Stored items from a collection:
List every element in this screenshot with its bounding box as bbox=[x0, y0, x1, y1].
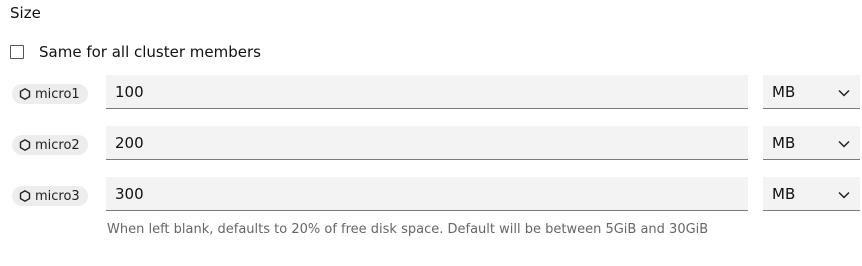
size-label: Size bbox=[10, 4, 41, 22]
same-for-all-checkbox[interactable] bbox=[10, 45, 24, 59]
size-input[interactable]: 300 bbox=[106, 177, 748, 211]
member-row-micro3: micro3 300 MB bbox=[0, 177, 862, 213]
size-section: Size Same for all cluster members micro1… bbox=[0, 0, 862, 266]
chevron-down-icon bbox=[838, 134, 850, 152]
member-name: micro1 bbox=[35, 86, 80, 102]
help-text: When left blank, defaults to 20% of free… bbox=[107, 222, 709, 237]
size-input[interactable]: 200 bbox=[106, 126, 748, 160]
member-chip: micro1 bbox=[12, 84, 88, 104]
member-row-micro1: micro1 100 MB bbox=[0, 75, 862, 111]
unit-select[interactable]: MB bbox=[763, 75, 860, 109]
member-name: micro3 bbox=[35, 188, 80, 204]
unit-select-value: MB bbox=[772, 82, 796, 101]
member-chip: micro3 bbox=[12, 186, 88, 206]
same-for-all-toggle[interactable]: Same for all cluster members bbox=[10, 43, 261, 61]
member-row-micro2: micro2 200 MB bbox=[0, 126, 862, 162]
unit-select[interactable]: MB bbox=[763, 126, 860, 160]
member-name: micro2 bbox=[35, 137, 80, 153]
hexagon-icon bbox=[19, 190, 31, 202]
size-input-value: 100 bbox=[115, 82, 144, 101]
chevron-down-icon bbox=[838, 185, 850, 203]
size-input[interactable]: 100 bbox=[106, 75, 748, 109]
size-input-value: 300 bbox=[115, 184, 144, 203]
chevron-down-icon bbox=[838, 83, 850, 101]
unit-select-value: MB bbox=[772, 133, 796, 152]
hexagon-icon bbox=[19, 139, 31, 151]
size-input-value: 200 bbox=[115, 133, 144, 152]
unit-select[interactable]: MB bbox=[763, 177, 860, 211]
unit-select-value: MB bbox=[772, 184, 796, 203]
same-for-all-label: Same for all cluster members bbox=[39, 43, 261, 61]
member-chip: micro2 bbox=[12, 135, 88, 155]
hexagon-icon bbox=[19, 88, 31, 100]
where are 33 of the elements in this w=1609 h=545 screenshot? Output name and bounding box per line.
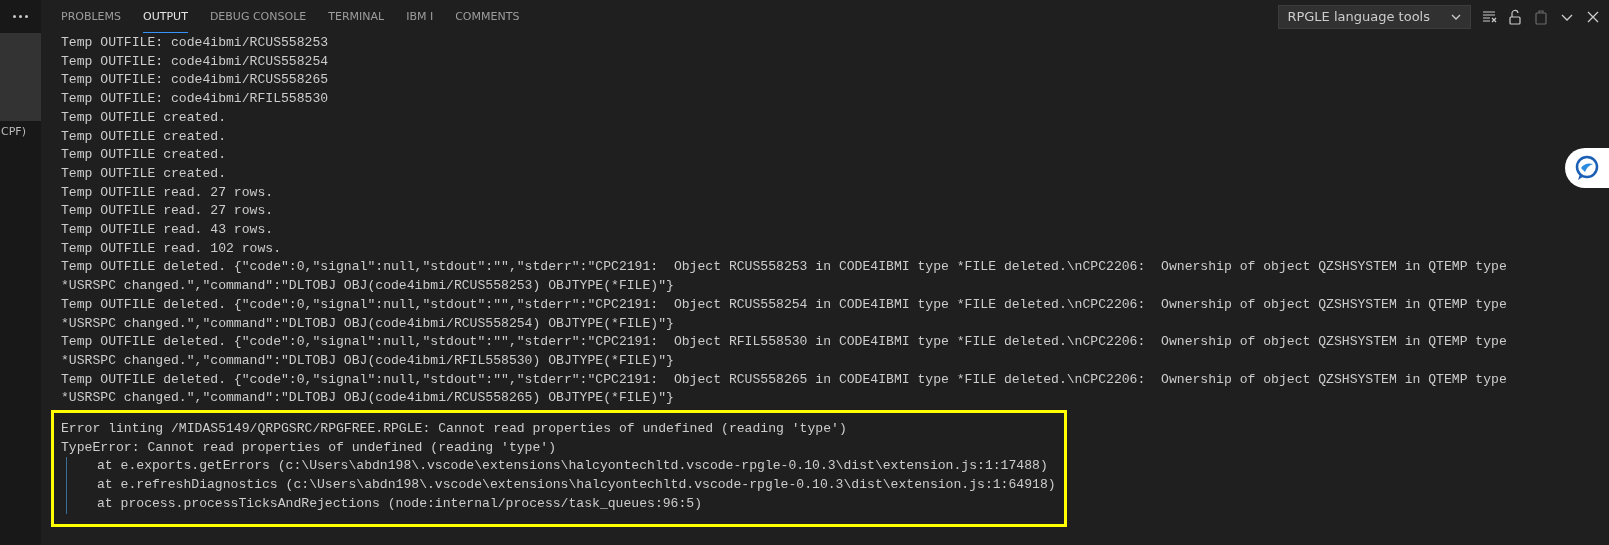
- log-line: Temp OUTFILE deleted. {"code":0,"signal":null,"stdout":"","stderr":"CPC2191: Object RFIL558530 in CODE4IBMI type *FILE deleted.\nCPC2206: Ownership of object QZSHSYSTEM in QTEMP type *USRSPC changed.","command":"DLTOBJ OBJ(code4ibmi/RFIL558530) OBJTYPE(*FILE)"}: [61, 333, 1508, 370]
- stack-trace-line: at process.processTicksAndRejections (node:internal/process/task_queues:96:5): [66, 494, 1056, 514]
- panel-tab[interactable]: OUTPUT: [143, 0, 188, 33]
- log-line: Temp OUTFILE: code4ibmi/RCUS558253: [61, 34, 330, 52]
- chat-button[interactable]: [1565, 148, 1609, 188]
- error-line: Error linting /MIDAS5149/QRPGSRC/RPGFREE.RPGLE: Cannot read properties of undefined (reading 'type'): [61, 420, 848, 439]
- log-line: Temp OUTFILE read. 43 rows.: [61, 221, 275, 240]
- panel-tab[interactable]: COMMENTS: [455, 0, 520, 33]
- log-line: Temp OUTFILE read. 27 rows.: [61, 183, 275, 202]
- log-line: Temp OUTFILE read. 27 rows.: [61, 202, 275, 221]
- log-line: Temp OUTFILE created.: [61, 164, 227, 183]
- panel-tab[interactable]: IBM I: [406, 0, 434, 33]
- log-line: Temp OUTFILE: code4ibmi/RFIL558530: [61, 90, 330, 109]
- panel-tab[interactable]: DEBUG CONSOLE: [209, 0, 307, 33]
- error-line: TypeError: Cannot read properties of undefined (reading 'type'): [61, 438, 558, 457]
- sidebar-label: CPF): [1, 124, 27, 138]
- log-line: Temp OUTFILE read. 102 rows.: [61, 239, 282, 258]
- channel-dropdown[interactable]: RPGLE language tools: [1278, 4, 1471, 29]
- chat-bubble-icon: [1573, 154, 1601, 182]
- panel-tab[interactable]: PROBLEMS: [61, 0, 122, 33]
- log-line: Temp OUTFILE created.: [61, 127, 227, 146]
- log-line: Temp OUTFILE: code4ibmi/RCUS558254: [61, 52, 330, 71]
- log-line: Temp OUTFILE deleted. {"code":0,"signal":null,"stdout":"","stderr":"CPC2191: Object RCUS558253 in CODE4IBMI type *FILE deleted.\nCPC2206: Ownership of object QZSHSYSTEM in QTEMP type *USRSPC changed.","command":"DLTOBJ OBJ(code4ibmi/RCUS558253) OBJTYPE(*FILE)"}: [61, 258, 1508, 296]
- clear-output-icon[interactable]: [1481, 8, 1497, 25]
- log-line: Temp OUTFILE deleted. {"code":0,"signal":null,"stdout":"","stderr":"CPC2191: Object RCUS558265 in CODE4IBMI type *FILE deleted.\nCPC2206: Ownership of object QZSHSYSTEM in QTEMP type *USRSPC changed.","command":"DLTOBJ OBJ(code4ibmi/RCUS558265) OBJTYPE(*FILE)"}: [61, 370, 1508, 408]
- log-line: Temp OUTFILE created.: [61, 146, 227, 165]
- stack-trace-line: at e.exports.getErrors (c:\Users\abdn198\.vscode\extensions\halcyontechltd.vscode-rpgle-0.10.3\dist\extension.js:1:17488): [66, 457, 1056, 477]
- stack-trace-line: at e.refreshDiagnostics (c:\Users\abdn198\.vscode\extensions\halcyontechltd.vscode-rpgle-0.10.3\dist\extension.js:1:64918): [66, 476, 1056, 495]
- log-line: Temp OUTFILE: code4ibmi/RCUS558265: [61, 71, 330, 90]
- unlock-icon[interactable]: [1507, 8, 1523, 25]
- log-line: Temp OUTFILE deleted. {"code":0,"signal":null,"stdout":"","stderr":"CPC2191: Object RCUS558254 in CODE4IBMI type *FILE deleted.\nCPC2206: Ownership of object QZSHSYSTEM in QTEMP type *USRSPC changed.","command":"DLTOBJ OBJ(code4ibmi/RCUS558254) OBJTYPE(*FILE)"}: [61, 295, 1508, 333]
- panel-tab[interactable]: TERMINAL: [328, 0, 385, 33]
- log-line: Temp OUTFILE created.: [61, 108, 227, 127]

What is required: Write out all the lines above again, word for word, but leave the pictures out.

Response to this task:
List every element in this screenshot with its bounding box as bbox=[x0, y0, x1, y1].
size-label: Size bbox=[10, 4, 41, 22]
same-for-all-checkbox[interactable] bbox=[10, 45, 24, 59]
size-input[interactable]: 300 bbox=[106, 177, 748, 211]
member-row-micro3: micro3 300 MB bbox=[0, 177, 862, 213]
size-section: Size Same for all cluster members micro1… bbox=[0, 0, 862, 266]
chevron-down-icon bbox=[838, 134, 850, 152]
member-name: micro1 bbox=[35, 86, 80, 102]
help-text: When left blank, defaults to 20% of free… bbox=[107, 222, 709, 237]
size-input[interactable]: 200 bbox=[106, 126, 748, 160]
member-chip: micro1 bbox=[12, 84, 88, 104]
member-row-micro1: micro1 100 MB bbox=[0, 75, 862, 111]
unit-select[interactable]: MB bbox=[763, 75, 860, 109]
member-name: micro3 bbox=[35, 188, 80, 204]
unit-select-value: MB bbox=[772, 82, 796, 101]
member-chip: micro3 bbox=[12, 186, 88, 206]
same-for-all-toggle[interactable]: Same for all cluster members bbox=[10, 43, 261, 61]
member-row-micro2: micro2 200 MB bbox=[0, 126, 862, 162]
unit-select[interactable]: MB bbox=[763, 126, 860, 160]
member-name: micro2 bbox=[35, 137, 80, 153]
hexagon-icon bbox=[19, 190, 31, 202]
size-input-value: 100 bbox=[115, 82, 144, 101]
chevron-down-icon bbox=[838, 185, 850, 203]
size-input[interactable]: 100 bbox=[106, 75, 748, 109]
size-input-value: 300 bbox=[115, 184, 144, 203]
chevron-down-icon bbox=[838, 83, 850, 101]
unit-select-value: MB bbox=[772, 133, 796, 152]
hexagon-icon bbox=[19, 139, 31, 151]
size-input-value: 200 bbox=[115, 133, 144, 152]
unit-select[interactable]: MB bbox=[763, 177, 860, 211]
unit-select-value: MB bbox=[772, 184, 796, 203]
same-for-all-label: Same for all cluster members bbox=[39, 43, 261, 61]
member-chip: micro2 bbox=[12, 135, 88, 155]
hexagon-icon bbox=[19, 88, 31, 100]
where are 33 of the elements in this w=1609 h=545 screenshot? Output name and bounding box per line.
- log-line: Temp OUTFILE deleted. {"code":0,"signal":null,"stdout":"","stderr":"CPC2191: Object RFIL558530 in CODE4IBMI type *FILE deleted.\nCPC2206: Ownership of object QZSHSYSTEM in QTEMP type *USRSPC changed.","command":"DLTOBJ OBJ(code4ibmi/RFIL558530) OBJTYPE(*FILE)"}: [61, 333, 1508, 370]
- stack-trace-line: at process.processTicksAndRejections (node:internal/process/task_queues:96:5): [66, 494, 1056, 514]
- panel-tab[interactable]: OUTPUT: [143, 0, 188, 33]
- log-line: Temp OUTFILE: code4ibmi/RCUS558253: [61, 34, 330, 52]
- chat-button[interactable]: [1565, 148, 1609, 188]
- error-line: Error linting /MIDAS5149/QRPGSRC/RPGFREE.RPGLE: Cannot read properties of undefined (reading 'type'): [61, 420, 848, 439]
- log-line: Temp OUTFILE read. 43 rows.: [61, 221, 275, 240]
- panel-tab[interactable]: COMMENTS: [455, 0, 520, 33]
- log-line: Temp OUTFILE read. 27 rows.: [61, 183, 275, 202]
- log-line: Temp OUTFILE read. 27 rows.: [61, 202, 275, 221]
- log-line: Temp OUTFILE created.: [61, 164, 227, 183]
- panel-tab[interactable]: IBM I: [406, 0, 434, 33]
- log-line: Temp OUTFILE: code4ibmi/RFIL558530: [61, 90, 330, 109]
- panel-tab[interactable]: DEBUG CONSOLE: [209, 0, 307, 33]
- error-line: TypeError: Cannot read properties of undefined (reading 'type'): [61, 438, 558, 457]
- sidebar-label: CPF): [1, 124, 27, 138]
- log-line: Temp OUTFILE read. 102 rows.: [61, 239, 282, 258]
- channel-dropdown[interactable]: RPGLE language tools: [1278, 4, 1471, 29]
- chat-bubble-icon: [1573, 154, 1601, 182]
- panel-tab[interactable]: PROBLEMS: [61, 0, 122, 33]
- log-line: Temp OUTFILE created.: [61, 127, 227, 146]
- log-line: Temp OUTFILE: code4ibmi/RCUS558254: [61, 52, 330, 71]
- log-line: Temp OUTFILE deleted. {"code":0,"signal":null,"stdout":"","stderr":"CPC2191: Object RCUS558253 in CODE4IBMI type *FILE deleted.\nCPC2206: Ownership of object QZSHSYSTEM in QTEMP type *USRSPC changed.","command":"DLTOBJ OBJ(code4ibmi/RCUS558253) OBJTYPE(*FILE)"}: [61, 258, 1508, 296]
- clear-output-icon[interactable]: [1481, 8, 1497, 25]
- log-line: Temp OUTFILE deleted. {"code":0,"signal":null,"stdout":"","stderr":"CPC2191: Object RCUS558265 in CODE4IBMI type *FILE deleted.\nCPC2206: Ownership of object QZSHSYSTEM in QTEMP type *USRSPC changed.","command":"DLTOBJ OBJ(code4ibmi/RCUS558265) OBJTYPE(*FILE)"}: [61, 370, 1508, 408]
- log-line: Temp OUTFILE created.: [61, 146, 227, 165]
- stack-trace-line: at e.exports.getErrors (c:\Users\abdn198\.vscode\extensions\halcyontechltd.vscode-rpgle-0.10.3\dist\extension.js:1:17488): [66, 457, 1056, 477]
- stack-trace-line: at e.refreshDiagnostics (c:\Users\abdn198\.vscode\extensions\halcyontechltd.vscode-rpgle-0.10.3\dist\extension.js:1:64918): [66, 476, 1056, 495]
- log-line: Temp OUTFILE: code4ibmi/RCUS558265: [61, 71, 330, 90]
- unlock-icon[interactable]: [1507, 8, 1523, 25]
- log-line: Temp OUTFILE deleted. {"code":0,"signal":null,"stdout":"","stderr":"CPC2191: Object RCUS558254 in CODE4IBMI type *FILE deleted.\nCPC2206: Ownership of object QZSHSYSTEM in QTEMP type *USRSPC changed.","command":"DLTOBJ OBJ(code4ibmi/RCUS558254) OBJTYPE(*FILE)"}: [61, 295, 1508, 333]
- panel-tab[interactable]: TERMINAL: [328, 0, 385, 33]
- log-line: Temp OUTFILE created.: [61, 108, 227, 127]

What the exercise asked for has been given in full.